● PROVIDED RECORDS

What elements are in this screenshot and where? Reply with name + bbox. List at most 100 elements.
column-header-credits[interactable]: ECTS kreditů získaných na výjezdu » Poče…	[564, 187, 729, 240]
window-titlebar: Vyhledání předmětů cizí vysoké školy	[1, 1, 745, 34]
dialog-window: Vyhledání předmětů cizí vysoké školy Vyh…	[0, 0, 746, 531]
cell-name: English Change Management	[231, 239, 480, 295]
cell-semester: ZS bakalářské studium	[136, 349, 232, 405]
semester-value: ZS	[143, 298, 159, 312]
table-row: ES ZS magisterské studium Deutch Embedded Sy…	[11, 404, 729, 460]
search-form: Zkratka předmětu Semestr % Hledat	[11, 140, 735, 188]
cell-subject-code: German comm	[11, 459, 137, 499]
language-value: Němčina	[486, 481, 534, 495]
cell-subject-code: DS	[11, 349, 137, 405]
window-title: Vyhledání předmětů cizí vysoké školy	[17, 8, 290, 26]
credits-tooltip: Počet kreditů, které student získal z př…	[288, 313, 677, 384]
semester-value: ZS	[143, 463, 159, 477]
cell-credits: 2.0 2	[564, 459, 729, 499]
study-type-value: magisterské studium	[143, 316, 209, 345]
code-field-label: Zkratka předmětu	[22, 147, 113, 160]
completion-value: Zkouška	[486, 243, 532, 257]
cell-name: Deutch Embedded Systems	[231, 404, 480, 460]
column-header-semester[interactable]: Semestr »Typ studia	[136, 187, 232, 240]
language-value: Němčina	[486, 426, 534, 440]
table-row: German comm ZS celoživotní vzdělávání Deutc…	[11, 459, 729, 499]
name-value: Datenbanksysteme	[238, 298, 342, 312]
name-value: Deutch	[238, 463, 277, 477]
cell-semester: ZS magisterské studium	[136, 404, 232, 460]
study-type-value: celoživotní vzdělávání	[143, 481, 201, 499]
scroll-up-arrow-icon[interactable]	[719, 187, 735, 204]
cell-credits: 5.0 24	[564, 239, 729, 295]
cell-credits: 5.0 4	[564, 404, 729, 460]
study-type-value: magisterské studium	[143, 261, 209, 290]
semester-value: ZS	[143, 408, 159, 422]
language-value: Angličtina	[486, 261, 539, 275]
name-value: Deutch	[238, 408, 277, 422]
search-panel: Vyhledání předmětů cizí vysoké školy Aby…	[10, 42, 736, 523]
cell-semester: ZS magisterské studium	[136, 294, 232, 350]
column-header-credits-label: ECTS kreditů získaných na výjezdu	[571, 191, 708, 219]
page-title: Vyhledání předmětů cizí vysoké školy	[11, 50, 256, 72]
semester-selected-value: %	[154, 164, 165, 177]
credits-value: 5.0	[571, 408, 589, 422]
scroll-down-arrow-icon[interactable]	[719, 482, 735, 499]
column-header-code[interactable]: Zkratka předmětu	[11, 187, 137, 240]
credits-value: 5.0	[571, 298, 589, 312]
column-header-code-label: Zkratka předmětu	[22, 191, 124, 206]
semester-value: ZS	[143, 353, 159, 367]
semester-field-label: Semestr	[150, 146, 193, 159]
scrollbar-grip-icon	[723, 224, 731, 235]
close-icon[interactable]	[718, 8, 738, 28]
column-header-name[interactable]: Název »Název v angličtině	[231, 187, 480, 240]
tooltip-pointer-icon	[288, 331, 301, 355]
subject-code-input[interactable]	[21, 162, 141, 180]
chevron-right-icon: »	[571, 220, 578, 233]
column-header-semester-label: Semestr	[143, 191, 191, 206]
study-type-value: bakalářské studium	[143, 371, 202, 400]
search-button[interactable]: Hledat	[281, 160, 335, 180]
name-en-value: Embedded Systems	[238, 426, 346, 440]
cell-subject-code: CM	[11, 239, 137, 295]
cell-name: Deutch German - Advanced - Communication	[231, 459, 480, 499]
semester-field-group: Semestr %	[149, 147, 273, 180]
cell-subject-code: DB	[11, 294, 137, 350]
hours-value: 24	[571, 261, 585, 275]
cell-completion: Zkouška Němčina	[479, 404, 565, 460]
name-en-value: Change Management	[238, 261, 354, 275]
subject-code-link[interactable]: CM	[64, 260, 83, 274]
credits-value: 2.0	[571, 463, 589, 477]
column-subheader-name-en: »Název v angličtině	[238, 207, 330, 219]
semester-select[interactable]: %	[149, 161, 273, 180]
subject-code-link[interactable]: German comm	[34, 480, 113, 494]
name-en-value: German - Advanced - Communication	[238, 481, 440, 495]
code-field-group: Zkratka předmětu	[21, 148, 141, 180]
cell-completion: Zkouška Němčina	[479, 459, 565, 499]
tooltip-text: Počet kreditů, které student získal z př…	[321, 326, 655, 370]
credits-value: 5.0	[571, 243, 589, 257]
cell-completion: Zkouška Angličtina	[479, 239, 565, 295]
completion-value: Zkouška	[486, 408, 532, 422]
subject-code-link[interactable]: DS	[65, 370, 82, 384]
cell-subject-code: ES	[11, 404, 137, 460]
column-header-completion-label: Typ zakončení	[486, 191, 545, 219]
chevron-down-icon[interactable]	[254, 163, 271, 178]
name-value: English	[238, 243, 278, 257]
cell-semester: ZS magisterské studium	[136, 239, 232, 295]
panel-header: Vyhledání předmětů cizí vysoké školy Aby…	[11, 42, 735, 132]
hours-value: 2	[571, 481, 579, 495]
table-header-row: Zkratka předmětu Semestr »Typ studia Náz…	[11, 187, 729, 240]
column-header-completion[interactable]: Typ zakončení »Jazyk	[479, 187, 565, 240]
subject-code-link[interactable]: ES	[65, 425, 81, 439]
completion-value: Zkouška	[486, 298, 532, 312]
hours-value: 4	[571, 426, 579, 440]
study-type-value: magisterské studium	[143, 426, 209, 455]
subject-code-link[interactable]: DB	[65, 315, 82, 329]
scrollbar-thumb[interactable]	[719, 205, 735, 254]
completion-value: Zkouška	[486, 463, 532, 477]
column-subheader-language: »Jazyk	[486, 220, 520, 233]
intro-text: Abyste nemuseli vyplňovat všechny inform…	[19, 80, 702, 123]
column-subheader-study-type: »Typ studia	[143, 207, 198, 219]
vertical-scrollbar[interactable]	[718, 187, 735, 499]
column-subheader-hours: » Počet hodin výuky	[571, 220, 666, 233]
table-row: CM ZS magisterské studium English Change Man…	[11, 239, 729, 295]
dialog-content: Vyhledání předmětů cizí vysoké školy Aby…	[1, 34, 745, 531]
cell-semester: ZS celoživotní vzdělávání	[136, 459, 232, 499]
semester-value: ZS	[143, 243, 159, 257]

● STATED PROBLEM
Reproduce word for word the lines from the beginning of the entries through the line containing "298, 159, 312]", including both ends.

● RESPONSE TO THE EXERCISE
What elements are in this screenshot and where? Reply with name + bbox. List at most 100 elements.
column-header-credits[interactable]: ECTS kreditů získaných na výjezdu » Poče…	[564, 187, 729, 240]
window-titlebar: Vyhledání předmětů cizí vysoké školy	[1, 1, 745, 34]
dialog-window: Vyhledání předmětů cizí vysoké školy Vyh…	[0, 0, 746, 531]
cell-name: English Change Management	[231, 239, 480, 295]
cell-semester: ZS bakalářské studium	[136, 349, 232, 405]
semester-value: ZS	[143, 298, 159, 312]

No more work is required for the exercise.